→ **Aim**
Copy out the records in full, word for word, without pictures.

(Dataset items)
_ _ _

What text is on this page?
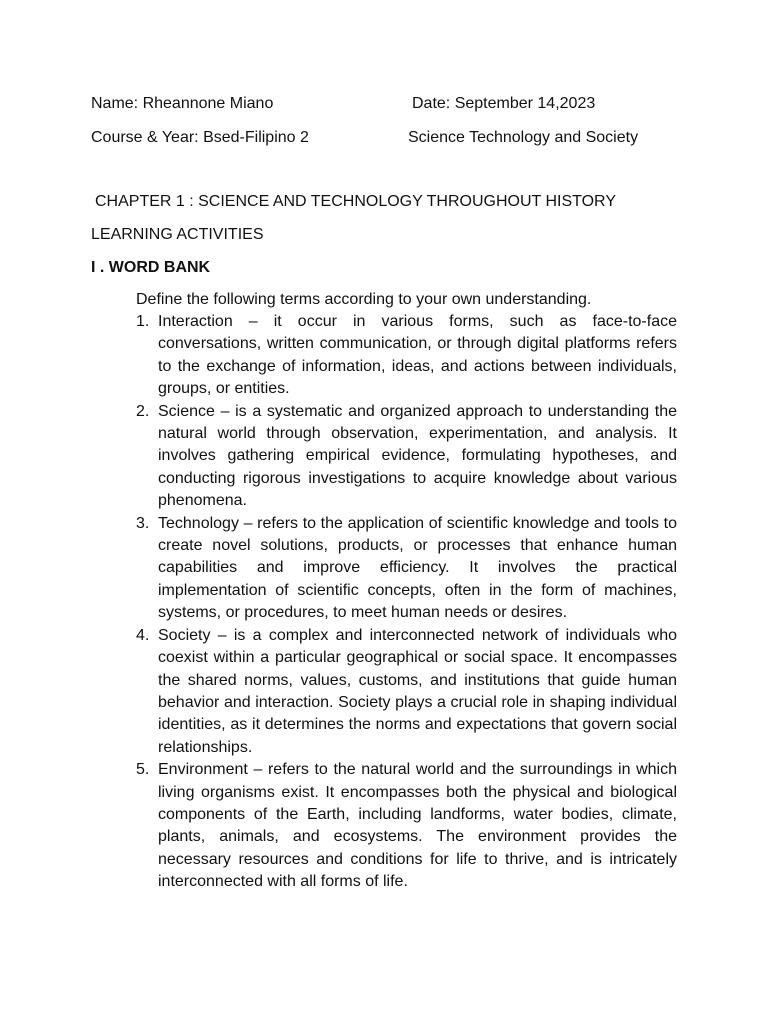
Name: Rheannone Miano	Date: September 14,2023
Course & Year: Bsed-Filipino 2	Science Technology and Society
CHAPTER 1 : SCIENCE AND TECHNOLOGY THROUGHOUT HISTORY
LEARNING ACTIVITIES
I . WORD BANK
Define the following terms according to your own understanding.
1. Interaction – it occur in various forms, such as face-to-face conversations, written communication, or through digital platforms refers to the exchange of information, ideas, and actions between individuals, groups, or entities.
2. Science – is a systematic and organized approach to understanding the natural world through observation, experimentation, and analysis. It involves gathering empirical evidence, formulating hypotheses, and conducting rigorous investigations to acquire knowledge about various phenomena.
3. Technology – refers to the application of scientific knowledge and tools to create novel solutions, products, or processes that enhance human capabilities and improve efficiency. It involves the practical implementation of scientific concepts, often in the form of machines, systems, or procedures, to meet human needs or desires.
4. Society – is a complex and interconnected network of individuals who coexist within a particular geographical or social space. It encompasses the shared norms, values, customs, and institutions that guide human behavior and interaction. Society plays a crucial role in shaping individual identities, as it determines the norms and expectations that govern social relationships.
5. Environment – refers to the natural world and the surroundings in which living organisms exist. It encompasses both the physical and biological components of the Earth, including landforms, water bodies, climate, plants, animals, and ecosystems. The environment provides the necessary resources and conditions for life to thrive, and is intricately interconnected with all forms of life.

_ _ _

→ **Answer to this exercise**
What text is on this page?
Name: Rheannone Miano	Date: September 14,2023
Course & Year: Bsed-Filipino 2	Science Technology and Society
CHAPTER 1 : SCIENCE AND TECHNOLOGY THROUGHOUT HISTORY
LEARNING ACTIVITIES
I . WORD BANK
Define the following terms according to your own understanding.
1. Interaction – it occur in various forms, such as face-to-face conversations, written communication, or through digital platforms refers to the exchange of information, ideas, and actions between individuals, groups, or entities.
2. Science – is a systematic and organized approach to understanding the natural world through observation, experimentation, and analysis. It involves gathering empirical evidence, formulating hypotheses, and conducting rigorous investigations to acquire knowledge about various phenomena.
3. Technology – refers to the application of scientific knowledge and tools to create novel solutions, products, or processes that enhance human capabilities and improve efficiency. It involves the practical implementation of scientific concepts, often in the form of machines, systems, or procedures, to meet human needs or desires.
4. Society – is a complex and interconnected network of individuals who coexist within a particular geographical or social space. It encompasses the shared norms, values, customs, and institutions that guide human behavior and interaction. Society plays a crucial role in shaping individual identities, as it determines the norms and expectations that govern social relationships.
5. Environment – refers to the natural world and the surroundings in which living organisms exist. It encompasses both the physical and biological components of the Earth, including landforms, water bodies, climate, plants, animals, and ecosystems. The environment provides the necessary resources and conditions for life to thrive, and is intricately interconnected with all forms of life.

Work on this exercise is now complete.